• Objective
Reproduce each line of the listing exactly.
— START Provided data —
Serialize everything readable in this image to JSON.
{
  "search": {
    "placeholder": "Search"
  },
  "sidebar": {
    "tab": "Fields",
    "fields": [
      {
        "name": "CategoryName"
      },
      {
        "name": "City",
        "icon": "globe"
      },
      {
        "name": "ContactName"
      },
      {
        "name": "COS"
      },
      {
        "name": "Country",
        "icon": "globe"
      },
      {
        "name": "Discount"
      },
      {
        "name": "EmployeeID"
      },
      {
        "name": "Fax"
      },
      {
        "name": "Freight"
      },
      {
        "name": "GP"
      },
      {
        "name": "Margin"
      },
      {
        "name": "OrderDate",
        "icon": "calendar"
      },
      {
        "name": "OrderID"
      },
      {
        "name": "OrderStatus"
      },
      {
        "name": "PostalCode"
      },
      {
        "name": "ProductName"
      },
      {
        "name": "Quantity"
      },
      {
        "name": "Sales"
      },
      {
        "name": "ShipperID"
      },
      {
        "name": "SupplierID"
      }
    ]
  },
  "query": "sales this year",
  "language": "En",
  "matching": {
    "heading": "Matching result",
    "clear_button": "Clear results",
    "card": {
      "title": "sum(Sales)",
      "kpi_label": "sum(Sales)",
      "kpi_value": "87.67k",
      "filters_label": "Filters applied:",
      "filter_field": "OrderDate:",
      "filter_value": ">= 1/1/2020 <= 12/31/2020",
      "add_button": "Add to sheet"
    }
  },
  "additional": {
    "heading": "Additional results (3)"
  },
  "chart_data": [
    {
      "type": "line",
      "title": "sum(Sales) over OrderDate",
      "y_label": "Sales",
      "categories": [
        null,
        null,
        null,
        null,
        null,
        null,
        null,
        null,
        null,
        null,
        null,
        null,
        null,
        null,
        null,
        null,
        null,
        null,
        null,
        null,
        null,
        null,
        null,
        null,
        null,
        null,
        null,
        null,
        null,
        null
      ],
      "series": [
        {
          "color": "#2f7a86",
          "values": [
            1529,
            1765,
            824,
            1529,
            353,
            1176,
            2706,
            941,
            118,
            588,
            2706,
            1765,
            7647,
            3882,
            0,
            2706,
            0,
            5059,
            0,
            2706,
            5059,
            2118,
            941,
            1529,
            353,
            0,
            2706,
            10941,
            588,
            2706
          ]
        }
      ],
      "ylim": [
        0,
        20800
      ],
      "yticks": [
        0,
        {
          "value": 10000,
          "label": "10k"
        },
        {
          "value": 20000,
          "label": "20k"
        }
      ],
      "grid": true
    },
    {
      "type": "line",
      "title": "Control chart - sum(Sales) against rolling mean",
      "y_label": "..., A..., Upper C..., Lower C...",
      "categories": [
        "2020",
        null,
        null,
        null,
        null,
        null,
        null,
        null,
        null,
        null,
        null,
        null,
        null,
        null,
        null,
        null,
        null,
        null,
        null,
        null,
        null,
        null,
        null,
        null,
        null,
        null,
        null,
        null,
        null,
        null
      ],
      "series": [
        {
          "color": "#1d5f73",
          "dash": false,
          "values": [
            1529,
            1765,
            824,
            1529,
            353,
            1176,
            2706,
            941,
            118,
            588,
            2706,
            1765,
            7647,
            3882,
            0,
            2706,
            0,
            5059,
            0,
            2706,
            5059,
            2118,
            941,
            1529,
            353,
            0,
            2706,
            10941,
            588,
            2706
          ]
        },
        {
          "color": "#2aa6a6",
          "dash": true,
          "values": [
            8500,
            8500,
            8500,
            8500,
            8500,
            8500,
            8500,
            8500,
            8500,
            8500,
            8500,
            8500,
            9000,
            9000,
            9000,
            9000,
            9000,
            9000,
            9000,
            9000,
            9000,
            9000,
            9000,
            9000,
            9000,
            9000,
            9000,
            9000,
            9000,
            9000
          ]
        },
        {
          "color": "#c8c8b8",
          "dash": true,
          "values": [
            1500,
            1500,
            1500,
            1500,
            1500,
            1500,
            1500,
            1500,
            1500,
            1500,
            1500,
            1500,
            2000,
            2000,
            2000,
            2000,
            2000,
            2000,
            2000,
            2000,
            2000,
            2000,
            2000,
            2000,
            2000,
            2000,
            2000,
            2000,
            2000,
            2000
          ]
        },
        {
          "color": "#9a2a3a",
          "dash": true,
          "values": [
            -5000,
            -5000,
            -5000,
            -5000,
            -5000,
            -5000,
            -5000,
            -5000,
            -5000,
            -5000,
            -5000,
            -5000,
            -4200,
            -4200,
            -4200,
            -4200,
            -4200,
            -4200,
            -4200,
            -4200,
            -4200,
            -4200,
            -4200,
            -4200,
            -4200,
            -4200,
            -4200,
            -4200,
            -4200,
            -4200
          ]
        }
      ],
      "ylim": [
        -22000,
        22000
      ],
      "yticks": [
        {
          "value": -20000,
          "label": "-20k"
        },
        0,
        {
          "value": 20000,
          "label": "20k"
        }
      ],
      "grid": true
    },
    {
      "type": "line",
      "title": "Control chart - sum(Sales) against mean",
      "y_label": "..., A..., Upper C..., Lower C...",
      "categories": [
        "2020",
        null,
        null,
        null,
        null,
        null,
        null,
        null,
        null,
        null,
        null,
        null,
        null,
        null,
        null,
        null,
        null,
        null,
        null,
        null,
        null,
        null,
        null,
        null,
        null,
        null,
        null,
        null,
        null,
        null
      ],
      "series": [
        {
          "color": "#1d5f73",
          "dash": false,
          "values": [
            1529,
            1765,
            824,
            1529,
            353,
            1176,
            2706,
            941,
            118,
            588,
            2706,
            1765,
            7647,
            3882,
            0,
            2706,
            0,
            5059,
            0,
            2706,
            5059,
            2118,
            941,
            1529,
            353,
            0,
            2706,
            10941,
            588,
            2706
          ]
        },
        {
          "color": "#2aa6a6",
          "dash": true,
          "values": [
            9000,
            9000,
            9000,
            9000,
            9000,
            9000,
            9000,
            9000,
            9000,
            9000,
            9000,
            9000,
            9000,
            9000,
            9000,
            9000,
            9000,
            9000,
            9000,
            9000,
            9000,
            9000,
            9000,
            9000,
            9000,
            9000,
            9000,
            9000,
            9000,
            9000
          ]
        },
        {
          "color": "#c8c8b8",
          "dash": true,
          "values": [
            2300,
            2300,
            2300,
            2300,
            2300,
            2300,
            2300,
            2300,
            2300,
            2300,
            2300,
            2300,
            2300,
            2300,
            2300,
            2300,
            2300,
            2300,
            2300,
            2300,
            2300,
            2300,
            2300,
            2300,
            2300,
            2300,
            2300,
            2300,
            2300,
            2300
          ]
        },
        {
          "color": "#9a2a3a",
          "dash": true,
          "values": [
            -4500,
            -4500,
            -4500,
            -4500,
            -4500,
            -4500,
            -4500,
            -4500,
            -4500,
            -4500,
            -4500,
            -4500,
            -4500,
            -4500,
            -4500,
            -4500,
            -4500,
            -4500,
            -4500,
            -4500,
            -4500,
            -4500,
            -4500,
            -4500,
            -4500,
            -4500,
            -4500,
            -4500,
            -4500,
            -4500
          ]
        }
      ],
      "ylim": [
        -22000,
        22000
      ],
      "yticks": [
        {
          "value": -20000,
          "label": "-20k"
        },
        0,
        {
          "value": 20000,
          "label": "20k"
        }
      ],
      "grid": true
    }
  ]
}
— END Provided data —
• Exercise response
Serialize everything readable in this image to JSON.
{
  "search": {
    "placeholder": "Search"
  },
  "sidebar": {
    "tab": "Fields",
    "fields": [
      {
        "name": "CategoryName"
      },
      {
        "name": "City",
        "icon": "globe"
      },
      {
        "name": "ContactName"
      },
      {
        "name": "COS"
      },
      {
        "name": "Country",
        "icon": "globe"
      },
      {
        "name": "Discount"
      },
      {
        "name": "EmployeeID"
      },
      {
        "name": "Fax"
      },
      {
        "name": "Freight"
      },
      {
        "name": "GP"
      },
      {
        "name": "Margin"
      },
      {
        "name": "OrderDate",
        "icon": "calendar"
      },
      {
        "name": "OrderID"
      },
      {
        "name": "OrderStatus"
      },
      {
        "name": "PostalCode"
      },
      {
        "name": "ProductName"
      },
      {
        "name": "Quantity"
      },
      {
        "name": "Sales"
      },
      {
        "name": "ShipperID"
      },
      {
        "name": "SupplierID"
      }
    ]
  },
  "query": "sales this year",
  "language": "En",
  "matching": {
    "heading": "Matching result",
    "clear_button": "Clear results",
    "card": {
      "title": "sum(Sales)",
      "kpi_label": "sum(Sales)",
      "kpi_value": "87.67k",
      "filters_label": "Filters applied:",
      "filter_field": "OrderDate:",
      "filter_value": ">= 1/1/2020 <= 12/31/2020",
      "add_button": "Add to sheet"
    }
  },
  "additional": {
    "heading": "Additional results (3)"
  },
  "chart_data": [
    {
      "type": "line",
      "title": "sum(Sales) over OrderDate",
      "y_label": "Sales",
      "categories": [
        null,
        null,
        null,
        null,
        null,
        null,
        null,
        null,
        null,
        null,
        null,
        null,
        null,
        null,
        null,
        null,
        null,
        null,
        null,
        null,
        null,
        null,
        null,
        null,
        null,
        null,
        null,
        null,
        null,
        null
      ],
      "series": [
        {
          "color": "#2f7a86",
          "values": [
            1529,
            1765,
            824,
            1529,
            353,
            1176,
            2706,
            941,
            118,
            588,
            2706,
            1765,
            7647,
            3882,
            0,
            2706,
            0,
            5059,
            0,
            2706,
            5059,
            2118,
            941,
            1529,
            353,
            0,
            2706,
            10941,
            588,
            2706
          ]
        }
      ],
      "ylim": [
        0,
        20800
      ],
      "yticks": [
        0,
        {
          "value": 10000,
          "label": "10k"
        },
        {
          "value": 20000,
          "label": "20k"
        }
      ],
      "grid": true
    },
    {
      "type": "line",
      "title": "Control chart - sum(Sales) against rolling mean",
      "y_label": "..., A..., Upper C..., Lower C...",
      "categories": [
        "2020",
        null,
        null,
        null,
        null,
        null,
        null,
        null,
        null,
        null,
        null,
        null,
        null,
        null,
        null,
        null,
        null,
        null,
        null,
        null,
        null,
        null,
        null,
        null,
        null,
        null,
        null,
        null,
        null,
        null
      ],
      "series": [
        {
          "color": "#1d5f73",
          "dash": false,
          "values": [
            1529,
            1765,
            824,
            1529,
            353,
            1176,
            2706,
            941,
            118,
            588,
            2706,
            1765,
            7647,
            3882,
            0,
            2706,
            0,
            5059,
            0,
            2706,
            5059,
            2118,
            941,
            1529,
            353,
            0,
            2706,
            10941,
            588,
            2706
          ]
        },
        {
          "color": "#2aa6a6",
          "dash": true,
          "values": [
            8500,
            8500,
            8500,
            8500,
            8500,
            8500,
            8500,
            8500,
            8500,
            8500,
            8500,
            8500,
            9000,
            9000,
            9000,
            9000,
            9000,
            9000,
            9000,
            9000,
            9000,
            9000,
            9000,
            9000,
            9000,
            9000,
            9000,
            9000,
            9000,
            9000
          ]
        },
        {
          "color": "#c8c8b8",
          "dash": true,
          "values": [
            1500,
            1500,
            1500,
            1500,
            1500,
            1500,
            1500,
            1500,
            1500,
            1500,
            1500,
            1500,
            2000,
            2000,
            2000,
            2000,
            2000,
            2000,
            2000,
            2000,
            2000,
            2000,
            2000,
            2000,
            2000,
            2000,
            2000,
            2000,
            2000,
            2000
          ]
        },
        {
          "color": "#9a2a3a",
          "dash": true,
          "values": [
            -5000,
            -5000,
            -5000,
            -5000,
            -5000,
            -5000,
            -5000,
            -5000,
            -5000,
            -5000,
            -5000,
            -5000,
            -4200,
            -4200,
            -4200,
            -4200,
            -4200,
            -4200,
            -4200,
            -4200,
            -4200,
            -4200,
            -4200,
            -4200,
            -4200,
            -4200,
            -4200,
            -4200,
            -4200,
            -4200
          ]
        }
      ],
      "ylim": [
        -22000,
        22000
      ],
      "yticks": [
        {
          "value": -20000,
          "label": "-20k"
        },
        0,
        {
          "value": 20000,
          "label": "20k"
        }
      ],
      "grid": true
    },
    {
      "type": "line",
      "title": "Control chart - sum(Sales) against mean",
      "y_label": "..., A..., Upper C..., Lower C...",
      "categories": [
        "2020",
        null,
        null,
        null,
        null,
        null,
        null,
        null,
        null,
        null,
        null,
        null,
        null,
        null,
        null,
        null,
        null,
        null,
        null,
        null,
        null,
        null,
        null,
        null,
        null,
        null,
        null,
        null,
        null,
        null
      ],
      "series": [
        {
          "color": "#1d5f73",
          "dash": false,
          "values": [
            1529,
            1765,
            824,
            1529,
            353,
            1176,
            2706,
            941,
            118,
            588,
            2706,
            1765,
            7647,
            3882,
            0,
            2706,
            0,
            5059,
            0,
            2706,
            5059,
            2118,
            941,
            1529,
            353,
            0,
            2706,
            10941,
            588,
            2706
          ]
        },
        {
          "color": "#2aa6a6",
          "dash": true,
          "values": [
            9000,
            9000,
            9000,
            9000,
            9000,
            9000,
            9000,
            9000,
            9000,
            9000,
            9000,
            9000,
            9000,
            9000,
            9000,
            9000,
            9000,
            9000,
            9000,
            9000,
            9000,
            9000,
            9000,
            9000,
            9000,
            9000,
            9000,
            9000,
            9000,
            9000
          ]
        },
        {
          "color": "#c8c8b8",
          "dash": true,
          "values": [
            2300,
            2300,
            2300,
            2300,
            2300,
            2300,
            2300,
            2300,
            2300,
            2300,
            2300,
            2300,
            2300,
            2300,
            2300,
            2300,
            2300,
            2300,
            2300,
            2300,
            2300,
            2300,
            2300,
            2300,
            2300,
            2300,
            2300,
            2300,
            2300,
            2300
          ]
        },
        {
          "color": "#9a2a3a",
          "dash": true,
          "values": [
            -4500,
            -4500,
            -4500,
            -4500,
            -4500,
            -4500,
            -4500,
            -4500,
            -4500,
            -4500,
            -4500,
            -4500,
            -4500,
            -4500,
            -4500,
            -4500,
            -4500,
            -4500,
            -4500,
            -4500,
            -4500,
            -4500,
            -4500,
            -4500,
            -4500,
            -4500,
            -4500,
            -4500,
            -4500,
            -4500
          ]
        }
      ],
      "ylim": [
        -22000,
        22000
      ],
      "yticks": [
        {
          "value": -20000,
          "label": "-20k"
        },
        0,
        {
          "value": 20000,
          "label": "20k"
        }
      ],
      "grid": true
    }
  ]
}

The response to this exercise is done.